__STATED EXERCISE__. Go through the entries below and copy each line containing the word "holes".

==== DATA EXTRACT ====

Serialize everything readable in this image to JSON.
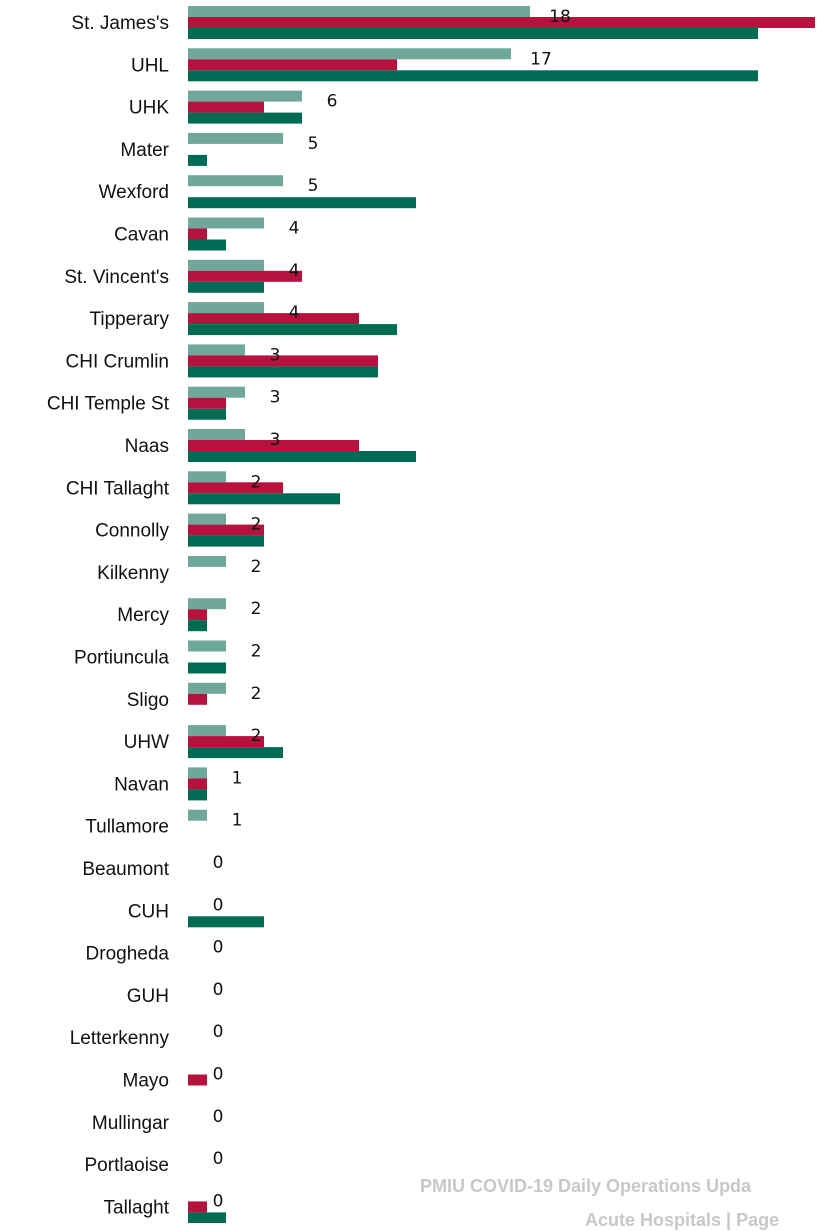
{
  "chart_data": {
    "type": "bar",
    "orientation": "horizontal",
    "categories": [
      "St. James's",
      "UHL",
      "UHK",
      "Mater",
      "Wexford",
      "Cavan",
      "St. Vincent's",
      "Tipperary",
      "CHI Crumlin",
      "CHI Temple St",
      "Naas",
      "CHI Tallaght",
      "Connolly",
      "Kilkenny",
      "Mercy",
      "Portiuncula",
      "Sligo",
      "UHW",
      "Navan",
      "Tullamore",
      "Beaumont",
      "CUH",
      "Drogheda",
      "GUH",
      "Letterkenny",
      "Mayo",
      "Mullingar",
      "Portlaoise",
      "Tallaght"
    ],
    "series": [
      {
        "color": "#6fa89a",
        "values": [
          18,
          17,
          6,
          5,
          5,
          4,
          4,
          4,
          3,
          3,
          3,
          2,
          2,
          2,
          2,
          2,
          2,
          2,
          1,
          1,
          0,
          0,
          0,
          0,
          0,
          0,
          0,
          0,
          0
        ],
        "labels": [
          "18",
          "17",
          "6",
          "5",
          "5",
          "4",
          "4",
          "4",
          "3",
          "3",
          "3",
          "2",
          "2",
          "2",
          "2",
          "2",
          "2",
          "2",
          "1",
          "1",
          "0",
          "0",
          "0",
          "0",
          "0",
          "0",
          "0",
          "0",
          "0"
        ]
      },
      {
        "color": "#b5123e",
        "values": [
          33,
          11,
          4,
          0,
          0,
          1,
          6,
          9,
          10,
          2,
          9,
          5,
          4,
          0,
          1,
          0,
          1,
          4,
          1,
          0,
          0,
          0,
          0,
          0,
          0,
          1,
          0,
          0,
          1
        ]
      },
      {
        "color": "#006b54",
        "values": [
          30,
          30,
          6,
          1,
          12,
          2,
          4,
          11,
          10,
          2,
          12,
          8,
          4,
          0,
          1,
          2,
          0,
          5,
          1,
          0,
          0,
          4,
          0,
          0,
          0,
          0,
          0,
          0,
          2
        ]
      }
    ],
    "xlim": [
      0,
      34
    ],
    "grid": false,
    "legend": "none"
  },
  "footer": {
    "line1": "PMIU COVID-19 Daily Operations Upda",
    "line2": "Acute Hospitals | Page"
  }
}
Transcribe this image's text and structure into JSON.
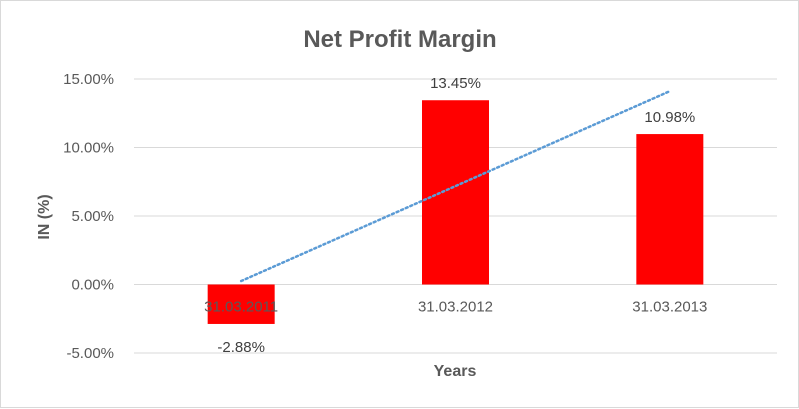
{
  "chart_data": {
    "type": "bar",
    "title": "Net Profit Margin",
    "xlabel": "Years",
    "ylabel": "IN (%)",
    "categories": [
      "31.03.2011",
      "31.03.2012",
      "31.03.2013"
    ],
    "series": [
      {
        "values": [
          -2.88,
          13.45,
          10.98
        ],
        "data_labels": [
          "-2.88%",
          "13.45%",
          "10.98%"
        ],
        "color": "#ff0000"
      }
    ],
    "ylim": [
      -5,
      15
    ],
    "yticks": [
      -5,
      0,
      5,
      10,
      15
    ],
    "ytick_labels": [
      "-5.00%",
      "0.00%",
      "5.00%",
      "10.00%",
      "15.00%"
    ],
    "grid": true,
    "legend": "none",
    "trendline": {
      "type": "linear",
      "style": "dotted",
      "color": "#5b9bd5"
    },
    "colors": {
      "gridline": "#d9d9d9",
      "text": "#595959"
    }
  }
}
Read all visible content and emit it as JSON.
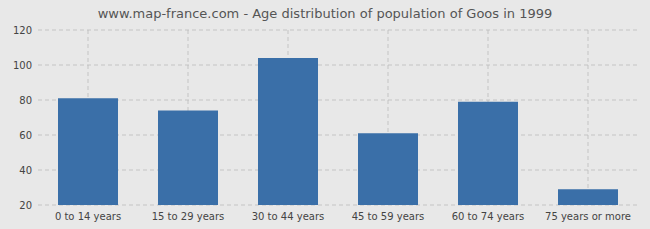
{
  "chart_data": {
    "type": "bar",
    "title": "www.map-france.com - Age distribution of population of Goos in 1999",
    "categories": [
      "0 to 14 years",
      "15 to 29 years",
      "30 to 44 years",
      "45 to 59 years",
      "60 to 74 years",
      "75 years or more"
    ],
    "values": [
      81,
      74,
      104,
      61,
      79,
      29
    ],
    "color": "#3a6fa8",
    "ylim": [
      20,
      120
    ],
    "yticks": [
      20,
      40,
      60,
      80,
      100,
      120
    ],
    "grid": true
  }
}
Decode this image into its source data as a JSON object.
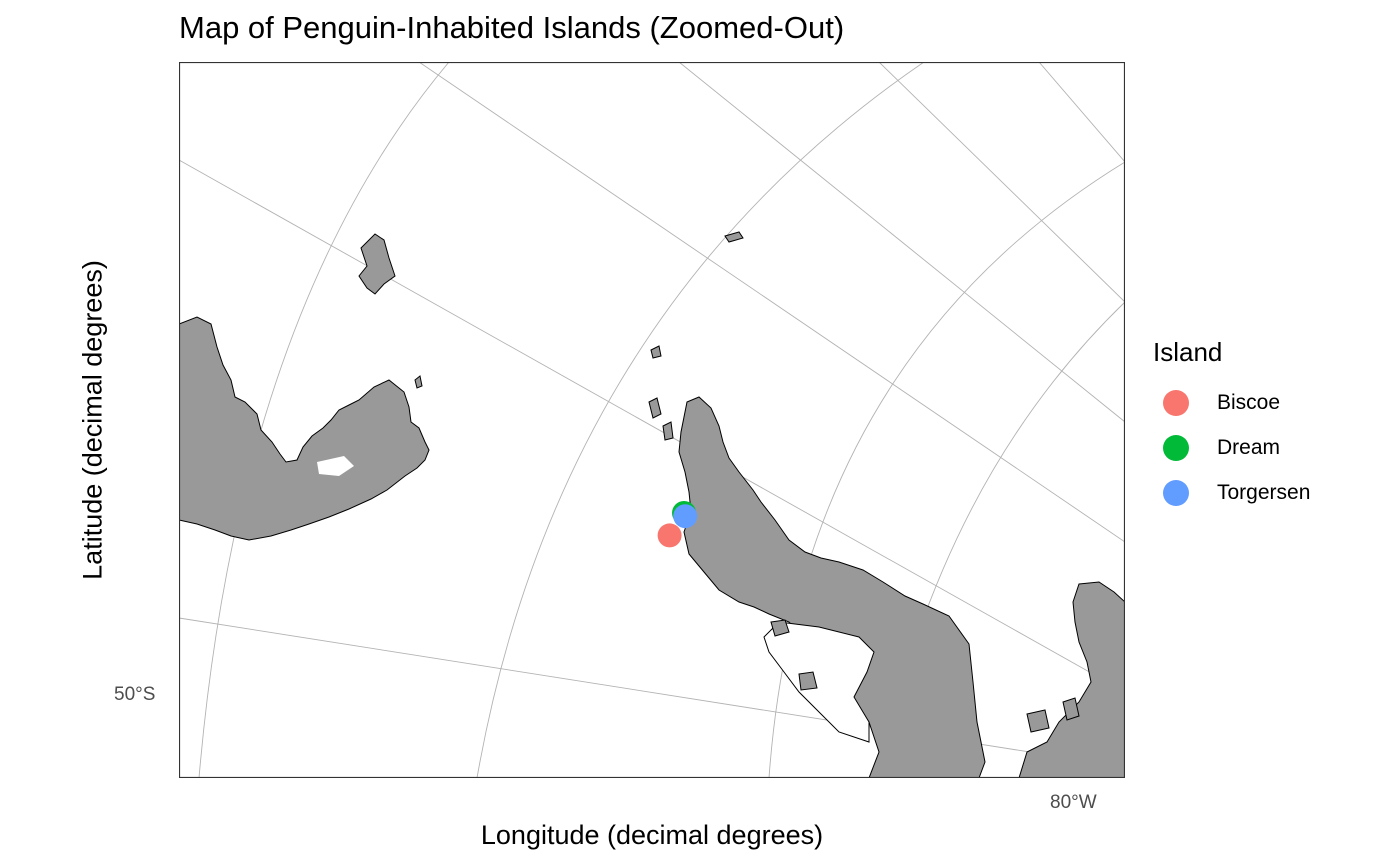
{
  "chart_data": {
    "type": "map",
    "title": "Map of Penguin-Inhabited Islands (Zoomed-Out)",
    "xlabel": "Longitude (decimal degrees)",
    "ylabel": "Latitude (decimal degrees)",
    "x_ticks": [
      "80°W"
    ],
    "y_ticks": [
      "50°S"
    ],
    "grid": true,
    "legend": {
      "title": "Island",
      "position": "right",
      "items": [
        {
          "name": "Biscoe",
          "color": "#F8766D"
        },
        {
          "name": "Dream",
          "color": "#00BA38"
        },
        {
          "name": "Torgersen",
          "color": "#619CFF"
        }
      ]
    },
    "points": [
      {
        "island": "Biscoe",
        "lon": -65.4,
        "lat": -65.4
      },
      {
        "island": "Dream",
        "lon": -64.2,
        "lat": -64.7
      },
      {
        "island": "Torgersen",
        "lon": -64.1,
        "lat": -64.8
      }
    ],
    "land_color": "#999999",
    "background_color": "#FFFFFF"
  }
}
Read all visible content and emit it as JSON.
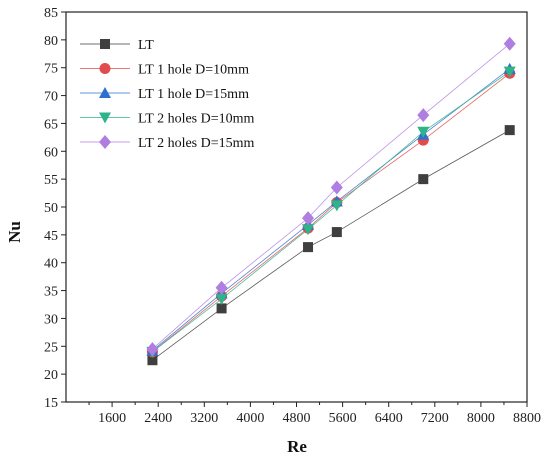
{
  "chart_data": {
    "type": "line",
    "xlabel": "Re",
    "ylabel": "Nu",
    "xlim": [
      800,
      8800
    ],
    "ylim": [
      15,
      85
    ],
    "xticks": [
      1600,
      2400,
      3200,
      4000,
      4800,
      5600,
      6400,
      7200,
      8000,
      8800
    ],
    "yticks": [
      15,
      20,
      25,
      30,
      35,
      40,
      45,
      50,
      55,
      60,
      65,
      70,
      75,
      80,
      85
    ],
    "grid": false,
    "legend_position": "top-left",
    "x": [
      2300,
      3500,
      5000,
      5500,
      7000,
      8500
    ],
    "series": [
      {
        "name": "LT",
        "color": "#3f3f3f",
        "marker": "square",
        "values": [
          22.5,
          31.8,
          42.8,
          45.5,
          55.0,
          63.8
        ]
      },
      {
        "name": "LT 1 hole D=10mm",
        "color": "#e14b4b",
        "marker": "circle",
        "values": [
          24.0,
          34.0,
          46.2,
          50.8,
          62.0,
          74.0
        ]
      },
      {
        "name": "LT 1 hole D=15mm",
        "color": "#2f6fcd",
        "marker": "triangle-up",
        "values": [
          24.2,
          34.5,
          46.8,
          51.0,
          63.0,
          74.8
        ]
      },
      {
        "name": "LT 2 holes D=10mm",
        "color": "#2fb38a",
        "marker": "triangle-down",
        "values": [
          24.0,
          33.5,
          46.0,
          50.3,
          63.5,
          74.3
        ]
      },
      {
        "name": "LT 2 holes D=15mm",
        "color": "#b07ee0",
        "marker": "diamond",
        "values": [
          24.5,
          35.5,
          48.0,
          53.5,
          66.5,
          79.3
        ]
      }
    ]
  }
}
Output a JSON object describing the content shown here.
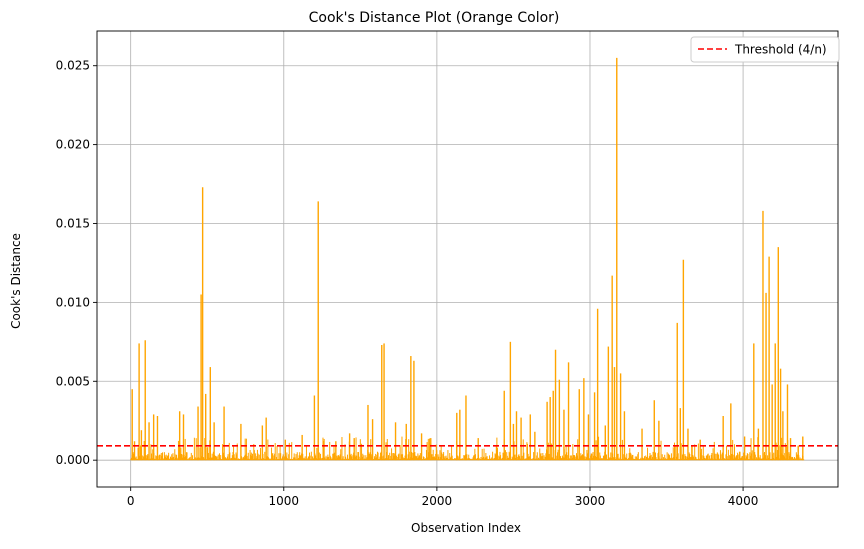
{
  "chart_data": {
    "type": "bar",
    "title": "Cook's Distance Plot (Orange Color)",
    "xlabel": "Observation Index",
    "ylabel": "Cook's Distance",
    "xlim": [
      -220,
      4620
    ],
    "ylim": [
      -0.0017,
      0.0272
    ],
    "x_ticks": [
      0,
      1000,
      2000,
      3000,
      4000
    ],
    "x_tick_labels": [
      "0",
      "1000",
      "2000",
      "3000",
      "4000"
    ],
    "y_ticks": [
      0,
      0.005,
      0.01,
      0.015,
      0.02,
      0.025
    ],
    "y_tick_labels": [
      "0.000",
      "0.005",
      "0.010",
      "0.015",
      "0.020",
      "0.025"
    ],
    "grid": true,
    "legend": {
      "position": "top-right",
      "entries": [
        "Threshold (4/n)"
      ]
    },
    "bar_color": "#FFA500",
    "threshold": {
      "name": "Threshold (4/n)",
      "value": 0.00091,
      "color": "#FF0000",
      "style": "dashed"
    },
    "n_observations": 4400,
    "baseline_level": 0.0003,
    "spikes": [
      {
        "x": 10,
        "y": 0.0045
      },
      {
        "x": 25,
        "y": 0.0012
      },
      {
        "x": 55,
        "y": 0.0074
      },
      {
        "x": 70,
        "y": 0.0019
      },
      {
        "x": 95,
        "y": 0.0076
      },
      {
        "x": 120,
        "y": 0.0024
      },
      {
        "x": 150,
        "y": 0.0029
      },
      {
        "x": 175,
        "y": 0.0028
      },
      {
        "x": 320,
        "y": 0.0031
      },
      {
        "x": 345,
        "y": 0.0029
      },
      {
        "x": 440,
        "y": 0.0034
      },
      {
        "x": 460,
        "y": 0.0105
      },
      {
        "x": 470,
        "y": 0.0173
      },
      {
        "x": 490,
        "y": 0.0042
      },
      {
        "x": 520,
        "y": 0.0059
      },
      {
        "x": 545,
        "y": 0.0024
      },
      {
        "x": 610,
        "y": 0.0034
      },
      {
        "x": 720,
        "y": 0.0023
      },
      {
        "x": 860,
        "y": 0.0022
      },
      {
        "x": 885,
        "y": 0.0027
      },
      {
        "x": 1010,
        "y": 0.0013
      },
      {
        "x": 1120,
        "y": 0.0016
      },
      {
        "x": 1200,
        "y": 0.0041
      },
      {
        "x": 1225,
        "y": 0.0164
      },
      {
        "x": 1340,
        "y": 0.0012
      },
      {
        "x": 1430,
        "y": 0.0017
      },
      {
        "x": 1460,
        "y": 0.0014
      },
      {
        "x": 1550,
        "y": 0.0035
      },
      {
        "x": 1580,
        "y": 0.0026
      },
      {
        "x": 1640,
        "y": 0.0073
      },
      {
        "x": 1655,
        "y": 0.0074
      },
      {
        "x": 1730,
        "y": 0.0024
      },
      {
        "x": 1800,
        "y": 0.0023
      },
      {
        "x": 1830,
        "y": 0.0066
      },
      {
        "x": 1850,
        "y": 0.0063
      },
      {
        "x": 1900,
        "y": 0.0017
      },
      {
        "x": 1960,
        "y": 0.0014
      },
      {
        "x": 2130,
        "y": 0.003
      },
      {
        "x": 2150,
        "y": 0.0032
      },
      {
        "x": 2190,
        "y": 0.0041
      },
      {
        "x": 2270,
        "y": 0.0014
      },
      {
        "x": 2440,
        "y": 0.0044
      },
      {
        "x": 2480,
        "y": 0.0075
      },
      {
        "x": 2500,
        "y": 0.0023
      },
      {
        "x": 2520,
        "y": 0.0031
      },
      {
        "x": 2550,
        "y": 0.0027
      },
      {
        "x": 2610,
        "y": 0.0029
      },
      {
        "x": 2640,
        "y": 0.0018
      },
      {
        "x": 2720,
        "y": 0.0037
      },
      {
        "x": 2740,
        "y": 0.004
      },
      {
        "x": 2760,
        "y": 0.0044
      },
      {
        "x": 2775,
        "y": 0.007
      },
      {
        "x": 2800,
        "y": 0.0051
      },
      {
        "x": 2830,
        "y": 0.0032
      },
      {
        "x": 2860,
        "y": 0.0062
      },
      {
        "x": 2930,
        "y": 0.0045
      },
      {
        "x": 2960,
        "y": 0.0052
      },
      {
        "x": 2990,
        "y": 0.0029
      },
      {
        "x": 3030,
        "y": 0.0043
      },
      {
        "x": 3050,
        "y": 0.0096
      },
      {
        "x": 3100,
        "y": 0.0022
      },
      {
        "x": 3120,
        "y": 0.0072
      },
      {
        "x": 3145,
        "y": 0.0117
      },
      {
        "x": 3160,
        "y": 0.0059
      },
      {
        "x": 3175,
        "y": 0.0255
      },
      {
        "x": 3200,
        "y": 0.0055
      },
      {
        "x": 3225,
        "y": 0.0031
      },
      {
        "x": 3340,
        "y": 0.002
      },
      {
        "x": 3420,
        "y": 0.0038
      },
      {
        "x": 3450,
        "y": 0.0025
      },
      {
        "x": 3570,
        "y": 0.0087
      },
      {
        "x": 3590,
        "y": 0.0033
      },
      {
        "x": 3610,
        "y": 0.0127
      },
      {
        "x": 3640,
        "y": 0.002
      },
      {
        "x": 3720,
        "y": 0.0013
      },
      {
        "x": 3870,
        "y": 0.0028
      },
      {
        "x": 3920,
        "y": 0.0036
      },
      {
        "x": 4010,
        "y": 0.0015
      },
      {
        "x": 4070,
        "y": 0.0074
      },
      {
        "x": 4100,
        "y": 0.002
      },
      {
        "x": 4130,
        "y": 0.0158
      },
      {
        "x": 4150,
        "y": 0.0106
      },
      {
        "x": 4170,
        "y": 0.0129
      },
      {
        "x": 4190,
        "y": 0.0048
      },
      {
        "x": 4210,
        "y": 0.0074
      },
      {
        "x": 4230,
        "y": 0.0135
      },
      {
        "x": 4245,
        "y": 0.0058
      },
      {
        "x": 4260,
        "y": 0.0031
      },
      {
        "x": 4290,
        "y": 0.0048
      },
      {
        "x": 4310,
        "y": 0.0014
      },
      {
        "x": 4360,
        "y": 0.0009
      },
      {
        "x": 4390,
        "y": 0.0015
      }
    ]
  }
}
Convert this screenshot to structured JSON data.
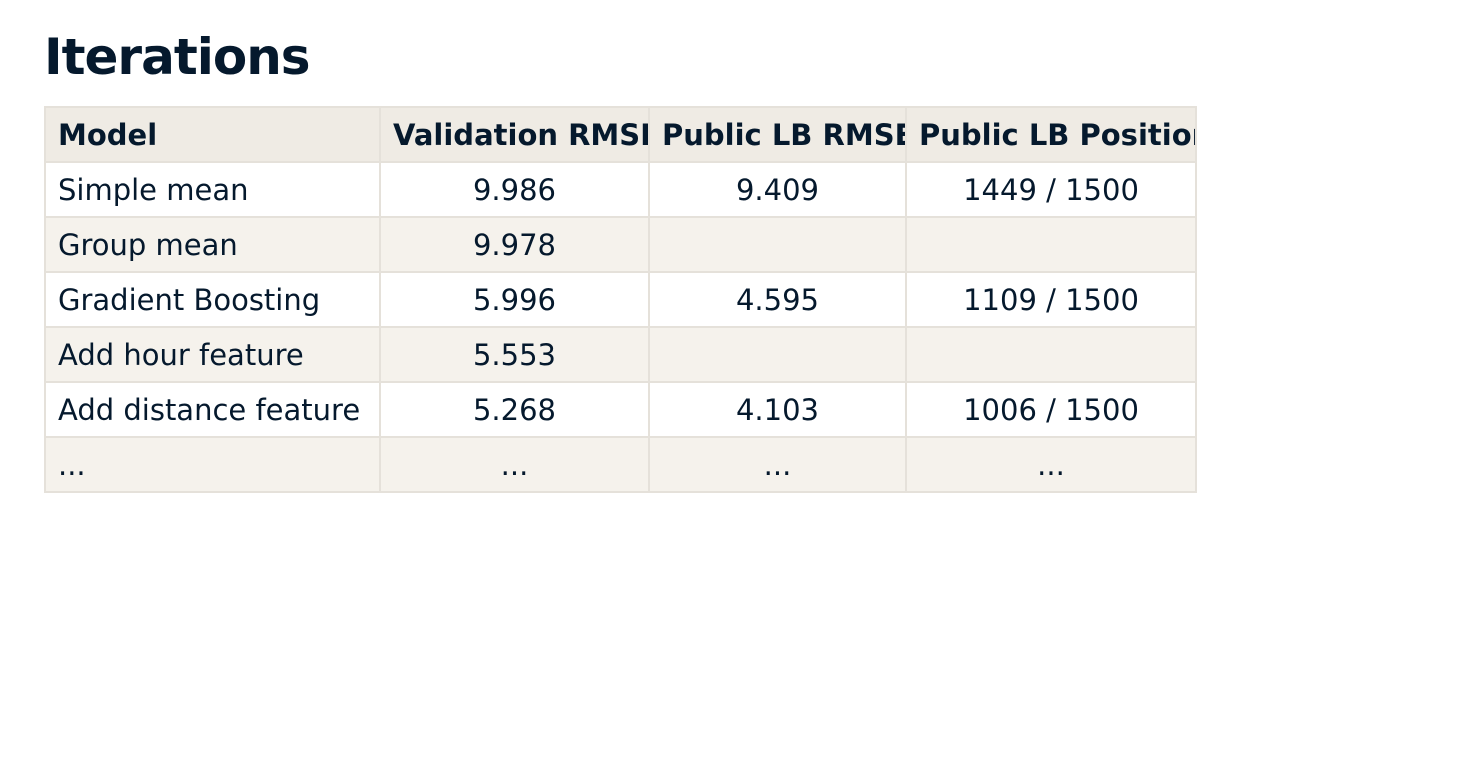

====

__WRITTEN SOLUTION__.
        "name": "LT 2 holes D=10mm",
        "name": "LT 2 holes D=15mm",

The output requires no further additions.